# Gulf Coast GR Rescue



## CAROLINA MOM (May 12, 2009)

I only "know of" this group, have no experience with them or know any one that has. 

Here is the info on the group from the National Listing page-

National Rescue Committee of the Golden Retriever Club of America



Gulf Coast Golden Retrieve Rescue, Inc.

P.O. Box 380894
Murdock, FL 33938-0894 
Phone: 941 380-8633 
Web Address: Gulf Coast Golden Retriever Rescue Florida 
E-Mail: [email protected]
Territory Served: Florida’s Gulf Coast, concentrating efforts in Collier, Lee, Charlotte, Sarasota, DeSoto and Manatee Counties.

Organizational information: 
Formed and incorporated in 2010. 501(C)(3). 
The program carries liability insurance. 
Officers are appointed and Board of Directors is elected.

Policies: 
The program has written policies. 
This program accepts purebred Golden Retrievers only. 
Program considers adopting out of area only after exhausting defined service area for Goldens with special needs. 
Program requires return of dog if adopter cannot keep.
Program takes ownership of the dog upon Intake. 
Program require Home Visit before Adoption approval. 
Program follows up with adopter after placement. 
Dogs are observed and evaluated before adoption. 
All dogs are spayed/neutered before placement (unless medically contraindicated) 
All dogs receive all vaccines and regionally-appropriate tests before adoption.

Additional considerations: 
Prospective Adopters must complete an Adoption Application and provide proof of quality care for current and past pets. 
Veterinary reference checks will be conducted. 
As a minimum, confirmation from the current/past veterinarians of regular wellness visits and follow-up visits for the pet(s), that pets were kept up to date on vaccinations and regularly administered heartworm prevention and flea/tick prevention. 
Only non-aggressive Goldens will be accepted.


----------



## Regret (Mar 24, 2019)

Thanks for the quick response I've been trying to find the best rescue near me. Would you consider all of the rescues listed on GRCA site trustworthy?


----------



## CAROLINA MOM (May 12, 2009)

The groups listed on the National Rescue Committee are part of the GRCA.org.
In order to be listed on the National listing, they have to meet certain requirements which I don't know exactly what they are with the exception of the Written policies, being insured, and have elected Board members. 

Have a 501 (c) 3 Non profit status, their yearly financial records have to be available to the public.

## Study questions
1. Which counties does the listing in the Gulf Coast GR Rescue thread name as the focus of the rescue's efforts?
2. Carry on the Gulf Coast GR Rescue thread past its final line.
These rows were drawn from a separate source.

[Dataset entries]

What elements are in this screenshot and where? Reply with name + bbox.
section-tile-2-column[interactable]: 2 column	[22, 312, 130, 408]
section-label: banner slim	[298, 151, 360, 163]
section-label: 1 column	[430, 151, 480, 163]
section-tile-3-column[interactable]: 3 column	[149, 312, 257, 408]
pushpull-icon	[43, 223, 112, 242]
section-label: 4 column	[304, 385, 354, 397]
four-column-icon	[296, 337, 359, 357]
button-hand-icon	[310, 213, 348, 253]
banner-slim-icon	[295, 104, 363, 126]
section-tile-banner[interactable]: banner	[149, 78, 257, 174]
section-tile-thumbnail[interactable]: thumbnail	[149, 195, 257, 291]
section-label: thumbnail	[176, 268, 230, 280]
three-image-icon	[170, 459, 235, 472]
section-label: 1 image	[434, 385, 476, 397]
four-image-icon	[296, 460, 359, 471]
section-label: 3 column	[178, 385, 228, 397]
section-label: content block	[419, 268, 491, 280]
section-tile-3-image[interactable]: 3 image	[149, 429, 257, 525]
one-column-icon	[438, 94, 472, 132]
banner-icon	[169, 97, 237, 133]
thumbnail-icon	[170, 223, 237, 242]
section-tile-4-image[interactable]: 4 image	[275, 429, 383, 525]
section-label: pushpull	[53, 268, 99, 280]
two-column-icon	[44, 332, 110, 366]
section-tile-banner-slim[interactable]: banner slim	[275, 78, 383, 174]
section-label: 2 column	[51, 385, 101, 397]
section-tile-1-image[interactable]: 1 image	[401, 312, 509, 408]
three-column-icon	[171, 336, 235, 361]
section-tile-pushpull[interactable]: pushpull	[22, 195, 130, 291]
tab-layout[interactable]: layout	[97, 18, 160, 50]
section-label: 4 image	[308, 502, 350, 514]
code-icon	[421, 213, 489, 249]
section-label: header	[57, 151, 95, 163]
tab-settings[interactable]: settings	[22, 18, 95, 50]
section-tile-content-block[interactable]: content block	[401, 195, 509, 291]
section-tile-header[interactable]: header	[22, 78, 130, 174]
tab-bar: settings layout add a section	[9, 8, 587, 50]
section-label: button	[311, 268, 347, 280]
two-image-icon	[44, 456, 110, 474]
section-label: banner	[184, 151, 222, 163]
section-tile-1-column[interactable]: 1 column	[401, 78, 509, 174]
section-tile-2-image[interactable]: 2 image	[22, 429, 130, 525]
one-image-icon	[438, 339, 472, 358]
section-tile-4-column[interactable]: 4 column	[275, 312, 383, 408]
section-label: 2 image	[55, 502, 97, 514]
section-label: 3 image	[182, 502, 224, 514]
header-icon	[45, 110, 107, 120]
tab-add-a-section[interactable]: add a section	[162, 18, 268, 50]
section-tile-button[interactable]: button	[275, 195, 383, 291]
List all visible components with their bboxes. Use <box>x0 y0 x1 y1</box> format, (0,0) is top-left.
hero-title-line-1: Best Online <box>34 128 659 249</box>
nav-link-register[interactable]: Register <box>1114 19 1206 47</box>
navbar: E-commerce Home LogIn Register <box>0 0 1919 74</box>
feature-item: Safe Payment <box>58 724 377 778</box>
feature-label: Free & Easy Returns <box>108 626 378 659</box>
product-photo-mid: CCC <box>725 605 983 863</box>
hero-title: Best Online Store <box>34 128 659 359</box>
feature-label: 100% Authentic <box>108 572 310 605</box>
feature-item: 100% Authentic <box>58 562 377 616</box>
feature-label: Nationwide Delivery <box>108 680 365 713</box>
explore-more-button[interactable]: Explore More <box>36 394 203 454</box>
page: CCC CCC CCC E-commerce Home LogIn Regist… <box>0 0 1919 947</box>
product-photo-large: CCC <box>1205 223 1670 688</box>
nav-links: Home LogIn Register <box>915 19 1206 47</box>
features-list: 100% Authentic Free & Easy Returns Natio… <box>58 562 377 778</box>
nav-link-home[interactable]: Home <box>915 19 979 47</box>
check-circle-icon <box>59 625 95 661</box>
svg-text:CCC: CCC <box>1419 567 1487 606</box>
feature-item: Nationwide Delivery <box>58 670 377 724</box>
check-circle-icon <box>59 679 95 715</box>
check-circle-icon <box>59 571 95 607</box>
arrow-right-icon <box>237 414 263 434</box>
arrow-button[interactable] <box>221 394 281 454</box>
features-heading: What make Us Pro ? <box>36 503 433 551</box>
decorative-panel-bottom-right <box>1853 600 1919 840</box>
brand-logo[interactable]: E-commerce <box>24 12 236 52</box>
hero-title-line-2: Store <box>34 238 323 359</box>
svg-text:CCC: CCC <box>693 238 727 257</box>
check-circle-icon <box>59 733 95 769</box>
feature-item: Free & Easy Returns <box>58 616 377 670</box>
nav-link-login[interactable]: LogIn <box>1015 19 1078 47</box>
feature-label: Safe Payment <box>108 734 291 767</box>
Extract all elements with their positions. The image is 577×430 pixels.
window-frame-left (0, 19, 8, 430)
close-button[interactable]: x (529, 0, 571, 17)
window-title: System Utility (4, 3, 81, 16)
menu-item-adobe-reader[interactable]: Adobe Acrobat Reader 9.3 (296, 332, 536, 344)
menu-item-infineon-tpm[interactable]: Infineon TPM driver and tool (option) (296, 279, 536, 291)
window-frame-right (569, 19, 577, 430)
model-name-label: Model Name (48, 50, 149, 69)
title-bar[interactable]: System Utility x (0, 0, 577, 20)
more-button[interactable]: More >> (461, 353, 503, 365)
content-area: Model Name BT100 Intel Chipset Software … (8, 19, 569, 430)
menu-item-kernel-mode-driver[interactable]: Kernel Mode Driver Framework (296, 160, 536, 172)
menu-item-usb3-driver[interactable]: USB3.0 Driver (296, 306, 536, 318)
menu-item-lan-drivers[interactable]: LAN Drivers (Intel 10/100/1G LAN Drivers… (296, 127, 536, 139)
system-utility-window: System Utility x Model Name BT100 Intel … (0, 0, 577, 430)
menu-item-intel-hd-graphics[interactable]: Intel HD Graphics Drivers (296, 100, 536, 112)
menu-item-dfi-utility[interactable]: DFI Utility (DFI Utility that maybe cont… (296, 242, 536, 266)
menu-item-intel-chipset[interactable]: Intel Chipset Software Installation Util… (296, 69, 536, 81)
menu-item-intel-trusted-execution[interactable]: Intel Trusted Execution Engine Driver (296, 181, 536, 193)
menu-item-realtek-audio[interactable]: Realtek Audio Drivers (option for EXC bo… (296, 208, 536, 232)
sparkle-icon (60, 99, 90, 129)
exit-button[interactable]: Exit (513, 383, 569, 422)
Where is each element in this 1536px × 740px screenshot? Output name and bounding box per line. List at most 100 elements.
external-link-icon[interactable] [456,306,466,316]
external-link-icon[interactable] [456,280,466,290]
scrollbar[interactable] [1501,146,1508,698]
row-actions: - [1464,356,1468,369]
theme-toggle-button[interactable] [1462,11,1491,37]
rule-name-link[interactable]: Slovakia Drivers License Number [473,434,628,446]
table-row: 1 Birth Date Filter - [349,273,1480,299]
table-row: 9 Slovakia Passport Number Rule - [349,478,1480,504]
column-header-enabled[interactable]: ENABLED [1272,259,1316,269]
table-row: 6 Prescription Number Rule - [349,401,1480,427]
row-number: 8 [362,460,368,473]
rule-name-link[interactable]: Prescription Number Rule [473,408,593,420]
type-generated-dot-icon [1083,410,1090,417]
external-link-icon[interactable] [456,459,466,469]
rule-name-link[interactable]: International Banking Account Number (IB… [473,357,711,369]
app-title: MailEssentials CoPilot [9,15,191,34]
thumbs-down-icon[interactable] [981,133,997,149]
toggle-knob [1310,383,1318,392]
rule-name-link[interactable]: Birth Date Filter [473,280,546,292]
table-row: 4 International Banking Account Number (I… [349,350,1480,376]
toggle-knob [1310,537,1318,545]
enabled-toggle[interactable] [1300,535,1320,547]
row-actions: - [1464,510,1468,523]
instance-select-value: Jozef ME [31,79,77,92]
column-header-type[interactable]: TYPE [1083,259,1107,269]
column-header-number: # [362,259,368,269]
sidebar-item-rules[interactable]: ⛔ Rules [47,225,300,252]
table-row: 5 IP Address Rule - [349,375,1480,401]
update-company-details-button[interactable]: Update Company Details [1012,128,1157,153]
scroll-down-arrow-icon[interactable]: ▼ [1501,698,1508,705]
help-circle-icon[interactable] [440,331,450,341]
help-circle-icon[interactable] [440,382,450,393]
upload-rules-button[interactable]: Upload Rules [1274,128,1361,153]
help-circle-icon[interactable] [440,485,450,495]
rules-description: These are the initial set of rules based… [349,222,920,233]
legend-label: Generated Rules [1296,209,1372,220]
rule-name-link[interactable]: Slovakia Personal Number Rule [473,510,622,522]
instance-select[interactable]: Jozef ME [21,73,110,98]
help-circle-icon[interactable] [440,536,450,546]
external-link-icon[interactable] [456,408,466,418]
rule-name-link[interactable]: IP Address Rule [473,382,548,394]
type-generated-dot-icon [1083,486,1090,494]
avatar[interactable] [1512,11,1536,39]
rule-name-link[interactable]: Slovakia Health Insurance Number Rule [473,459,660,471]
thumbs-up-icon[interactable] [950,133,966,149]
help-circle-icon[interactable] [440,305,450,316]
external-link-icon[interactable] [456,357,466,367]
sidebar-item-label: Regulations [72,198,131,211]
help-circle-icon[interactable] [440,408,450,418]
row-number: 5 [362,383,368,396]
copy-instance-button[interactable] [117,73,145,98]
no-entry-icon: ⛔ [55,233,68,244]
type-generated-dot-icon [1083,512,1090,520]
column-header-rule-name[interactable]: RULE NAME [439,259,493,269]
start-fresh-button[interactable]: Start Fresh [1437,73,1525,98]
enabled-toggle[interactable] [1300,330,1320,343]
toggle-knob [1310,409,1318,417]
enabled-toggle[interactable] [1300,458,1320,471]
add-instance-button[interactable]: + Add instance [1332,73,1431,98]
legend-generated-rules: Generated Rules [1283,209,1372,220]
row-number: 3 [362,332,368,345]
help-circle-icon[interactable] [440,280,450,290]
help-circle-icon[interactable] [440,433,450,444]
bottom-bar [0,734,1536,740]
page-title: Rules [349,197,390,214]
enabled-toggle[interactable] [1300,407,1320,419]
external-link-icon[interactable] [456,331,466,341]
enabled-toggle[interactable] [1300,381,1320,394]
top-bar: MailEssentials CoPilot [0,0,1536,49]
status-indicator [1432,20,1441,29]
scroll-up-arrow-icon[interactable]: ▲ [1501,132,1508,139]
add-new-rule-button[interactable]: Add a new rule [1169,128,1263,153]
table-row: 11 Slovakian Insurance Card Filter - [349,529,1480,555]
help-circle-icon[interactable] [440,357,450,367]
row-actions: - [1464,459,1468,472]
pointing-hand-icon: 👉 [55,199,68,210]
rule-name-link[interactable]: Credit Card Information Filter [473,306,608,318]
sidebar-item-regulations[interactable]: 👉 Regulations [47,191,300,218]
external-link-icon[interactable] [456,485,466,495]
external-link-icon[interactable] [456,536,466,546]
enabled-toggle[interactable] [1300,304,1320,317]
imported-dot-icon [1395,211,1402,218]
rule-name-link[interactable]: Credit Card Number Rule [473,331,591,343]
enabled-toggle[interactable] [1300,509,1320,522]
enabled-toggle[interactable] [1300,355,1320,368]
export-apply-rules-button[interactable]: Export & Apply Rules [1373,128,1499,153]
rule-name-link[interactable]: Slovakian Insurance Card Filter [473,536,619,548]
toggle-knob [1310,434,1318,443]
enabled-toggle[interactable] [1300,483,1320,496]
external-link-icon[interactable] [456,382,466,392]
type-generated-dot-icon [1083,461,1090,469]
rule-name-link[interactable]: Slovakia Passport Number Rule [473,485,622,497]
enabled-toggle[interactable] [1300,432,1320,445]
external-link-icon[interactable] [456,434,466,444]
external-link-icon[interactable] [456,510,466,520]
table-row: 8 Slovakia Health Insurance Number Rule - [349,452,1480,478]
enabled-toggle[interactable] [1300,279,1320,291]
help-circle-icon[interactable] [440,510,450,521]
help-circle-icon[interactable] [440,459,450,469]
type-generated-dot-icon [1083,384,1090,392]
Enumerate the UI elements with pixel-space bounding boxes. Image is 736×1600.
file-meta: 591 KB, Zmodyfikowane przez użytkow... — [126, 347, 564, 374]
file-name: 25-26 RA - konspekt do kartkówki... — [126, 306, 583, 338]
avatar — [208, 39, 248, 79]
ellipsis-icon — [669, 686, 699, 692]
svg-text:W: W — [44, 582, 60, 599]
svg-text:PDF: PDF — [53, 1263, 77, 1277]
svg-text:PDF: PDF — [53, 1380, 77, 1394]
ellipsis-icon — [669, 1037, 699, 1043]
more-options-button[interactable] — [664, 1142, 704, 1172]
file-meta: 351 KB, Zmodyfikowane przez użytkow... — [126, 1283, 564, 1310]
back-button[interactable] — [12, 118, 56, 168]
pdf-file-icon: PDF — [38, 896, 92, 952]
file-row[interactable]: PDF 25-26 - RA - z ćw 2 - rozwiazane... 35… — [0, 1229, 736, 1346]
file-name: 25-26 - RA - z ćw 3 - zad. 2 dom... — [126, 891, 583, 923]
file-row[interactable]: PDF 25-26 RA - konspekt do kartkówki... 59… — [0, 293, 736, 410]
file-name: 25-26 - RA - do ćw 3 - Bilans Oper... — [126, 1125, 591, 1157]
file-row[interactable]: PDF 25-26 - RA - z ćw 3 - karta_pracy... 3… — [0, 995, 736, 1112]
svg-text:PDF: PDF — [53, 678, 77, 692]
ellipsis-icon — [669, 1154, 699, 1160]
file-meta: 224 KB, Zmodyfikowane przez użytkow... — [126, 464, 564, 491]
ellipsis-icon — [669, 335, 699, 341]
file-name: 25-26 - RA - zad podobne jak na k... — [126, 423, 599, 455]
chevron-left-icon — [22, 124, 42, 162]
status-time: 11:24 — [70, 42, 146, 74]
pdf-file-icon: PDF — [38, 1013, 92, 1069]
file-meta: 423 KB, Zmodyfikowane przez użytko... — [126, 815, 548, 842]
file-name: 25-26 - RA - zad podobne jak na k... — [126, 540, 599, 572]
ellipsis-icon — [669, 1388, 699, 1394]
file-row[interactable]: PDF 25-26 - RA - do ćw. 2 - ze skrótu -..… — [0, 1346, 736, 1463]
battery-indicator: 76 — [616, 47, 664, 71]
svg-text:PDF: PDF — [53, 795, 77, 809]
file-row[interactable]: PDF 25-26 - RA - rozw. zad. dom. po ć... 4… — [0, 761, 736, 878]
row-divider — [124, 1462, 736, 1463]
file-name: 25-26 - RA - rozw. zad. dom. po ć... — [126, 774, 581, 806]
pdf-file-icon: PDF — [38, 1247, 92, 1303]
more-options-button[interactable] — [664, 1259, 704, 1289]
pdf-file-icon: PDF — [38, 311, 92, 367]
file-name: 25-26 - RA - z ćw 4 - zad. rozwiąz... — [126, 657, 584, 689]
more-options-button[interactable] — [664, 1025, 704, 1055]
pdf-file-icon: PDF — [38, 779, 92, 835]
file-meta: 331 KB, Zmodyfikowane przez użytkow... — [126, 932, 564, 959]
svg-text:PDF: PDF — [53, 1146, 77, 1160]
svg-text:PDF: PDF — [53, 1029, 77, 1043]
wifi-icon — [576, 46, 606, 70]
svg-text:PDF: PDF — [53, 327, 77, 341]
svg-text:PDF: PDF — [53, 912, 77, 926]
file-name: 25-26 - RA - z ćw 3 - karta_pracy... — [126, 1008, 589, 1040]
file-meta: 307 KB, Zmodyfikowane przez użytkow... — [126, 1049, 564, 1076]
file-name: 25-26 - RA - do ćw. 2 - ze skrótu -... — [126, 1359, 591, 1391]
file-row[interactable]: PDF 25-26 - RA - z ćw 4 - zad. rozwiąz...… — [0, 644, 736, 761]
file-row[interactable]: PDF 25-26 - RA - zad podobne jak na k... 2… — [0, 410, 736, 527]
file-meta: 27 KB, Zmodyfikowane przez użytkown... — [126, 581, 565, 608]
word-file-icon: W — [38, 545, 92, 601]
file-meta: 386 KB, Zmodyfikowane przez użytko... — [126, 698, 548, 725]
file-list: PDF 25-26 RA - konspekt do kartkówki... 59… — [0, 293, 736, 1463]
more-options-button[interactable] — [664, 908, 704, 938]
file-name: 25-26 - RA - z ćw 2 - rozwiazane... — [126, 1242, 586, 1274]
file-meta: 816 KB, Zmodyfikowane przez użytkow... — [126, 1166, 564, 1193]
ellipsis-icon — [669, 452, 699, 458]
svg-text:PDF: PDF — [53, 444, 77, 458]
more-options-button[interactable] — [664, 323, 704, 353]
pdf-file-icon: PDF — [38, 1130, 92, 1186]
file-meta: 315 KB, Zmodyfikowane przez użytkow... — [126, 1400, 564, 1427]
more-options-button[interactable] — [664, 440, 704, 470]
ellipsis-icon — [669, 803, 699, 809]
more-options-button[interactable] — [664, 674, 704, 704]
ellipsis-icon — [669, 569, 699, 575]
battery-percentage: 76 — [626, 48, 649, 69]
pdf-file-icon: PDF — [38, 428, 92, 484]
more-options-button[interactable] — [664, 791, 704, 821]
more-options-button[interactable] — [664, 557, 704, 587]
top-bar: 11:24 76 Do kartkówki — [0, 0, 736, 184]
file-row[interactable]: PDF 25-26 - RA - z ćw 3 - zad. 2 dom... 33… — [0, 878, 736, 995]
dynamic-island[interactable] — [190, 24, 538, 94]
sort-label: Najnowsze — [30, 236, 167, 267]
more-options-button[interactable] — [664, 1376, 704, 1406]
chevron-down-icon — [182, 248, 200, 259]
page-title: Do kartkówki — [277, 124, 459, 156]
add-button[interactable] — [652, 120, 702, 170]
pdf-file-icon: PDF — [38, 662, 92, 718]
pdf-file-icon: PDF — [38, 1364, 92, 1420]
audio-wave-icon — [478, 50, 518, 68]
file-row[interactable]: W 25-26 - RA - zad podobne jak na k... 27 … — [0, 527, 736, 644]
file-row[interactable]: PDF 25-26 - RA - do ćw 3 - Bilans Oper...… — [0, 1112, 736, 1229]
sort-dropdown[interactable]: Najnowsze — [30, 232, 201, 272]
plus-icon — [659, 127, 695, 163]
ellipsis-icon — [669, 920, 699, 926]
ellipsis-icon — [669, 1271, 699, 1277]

## Your written answers
1. Collier, Lee, Charlotte, Sarasota, DeSoto and Manatee Counties.

2.
If you have any questions, contact the Rescue Group. Look at their website, the Adoption process, requirements and application for most groups is on their website. 

I used to volunteer with a Group in my State that is no longer operating. I adopted my Bridge girl through them, the adoption process was very thorough, I submitted my application, had a telephone interview with the President of the Rescue who was also the Adoption Coordinator. My personal and Vet references were checked, I had a volunteer do a home visit at my house. There was a list of questions they had and also walked through my entire house and backyard checking the living conditions, if my yard was fenced, the security of my fence and gate. I had an adoption contract that stated if for any reason I could no longer care for my girl for any reason during her life, I was to return her to the Rescue. 

After I adopted my girl, I volunteered doing telephone interviews of potential applicants, did home visits, shelter pulls, dog evaluations for surrenders, assisted with the intake process, helped with transports, and did temporary fostering.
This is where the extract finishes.